**TASK OBJECTIVE:** Render every entry exactly as it appears.

**DATA ROWS:**
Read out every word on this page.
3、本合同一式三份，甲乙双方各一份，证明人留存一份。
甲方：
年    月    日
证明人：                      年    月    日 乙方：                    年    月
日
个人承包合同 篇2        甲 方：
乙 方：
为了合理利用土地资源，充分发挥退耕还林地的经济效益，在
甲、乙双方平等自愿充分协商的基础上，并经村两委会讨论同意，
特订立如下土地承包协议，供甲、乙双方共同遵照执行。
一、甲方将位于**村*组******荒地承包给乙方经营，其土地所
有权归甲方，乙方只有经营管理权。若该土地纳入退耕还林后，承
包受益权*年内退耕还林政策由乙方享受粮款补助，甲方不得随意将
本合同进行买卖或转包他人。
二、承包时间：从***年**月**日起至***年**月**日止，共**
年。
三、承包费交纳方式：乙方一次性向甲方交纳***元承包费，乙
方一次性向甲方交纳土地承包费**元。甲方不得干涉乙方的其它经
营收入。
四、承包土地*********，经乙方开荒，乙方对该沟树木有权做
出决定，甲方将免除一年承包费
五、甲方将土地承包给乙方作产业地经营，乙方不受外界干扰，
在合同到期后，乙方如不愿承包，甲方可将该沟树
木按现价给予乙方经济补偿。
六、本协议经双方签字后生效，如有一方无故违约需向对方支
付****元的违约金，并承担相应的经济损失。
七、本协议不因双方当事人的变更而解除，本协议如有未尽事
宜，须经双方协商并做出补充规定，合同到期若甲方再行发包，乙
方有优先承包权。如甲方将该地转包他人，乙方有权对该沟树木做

**RESPONSE TO THIS EXERCISE:**
Read out every word on this page.
3、本合同一式三份，甲乙双方各一份，证明人留存一份。
甲方：
年    月    日
证明人：                      年    月    日 乙方：                    年    月
日
个人承包合同 篇2        甲 方：
乙 方：
为了合理利用土地资源，充分发挥退耕还林地的经济效益，在
甲、乙双方平等自愿充分协商的基础上，并经村两委会讨论同意，
特订立如下土地承包协议，供甲、乙双方共同遵照执行。
一、甲方将位于**村*组******荒地承包给乙方经营，其土地所
有权归甲方，乙方只有经营管理权。若该土地纳入退耕还林后，承
包受益权*年内退耕还林政策由乙方享受粮款补助，甲方不得随意将
本合同进行买卖或转包他人。
二、承包时间：从***年**月**日起至***年**月**日止，共**
年。
三、承包费交纳方式：乙方一次性向甲方交纳***元承包费，乙
方一次性向甲方交纳土地承包费**元。甲方不得干涉乙方的其它经
营收入。
四、承包土地*********，经乙方开荒，乙方对该沟树木有权做
出决定，甲方将免除一年承包费
五、甲方将土地承包给乙方作产业地经营，乙方不受外界干扰，
在合同到期后，乙方如不愿承包，甲方可将该沟树
木按现价给予乙方经济补偿。
六、本协议经双方签字后生效，如有一方无故违约需向对方支
付****元的违约金，并承担相应的经济损失。
七、本协议不因双方当事人的变更而解除，本协议如有未尽事
宜，须经双方协商并做出补充规定，合同到期若甲方再行发包，乙
方有优先承包权。如甲方将该地转包他人，乙方有权对该沟树木做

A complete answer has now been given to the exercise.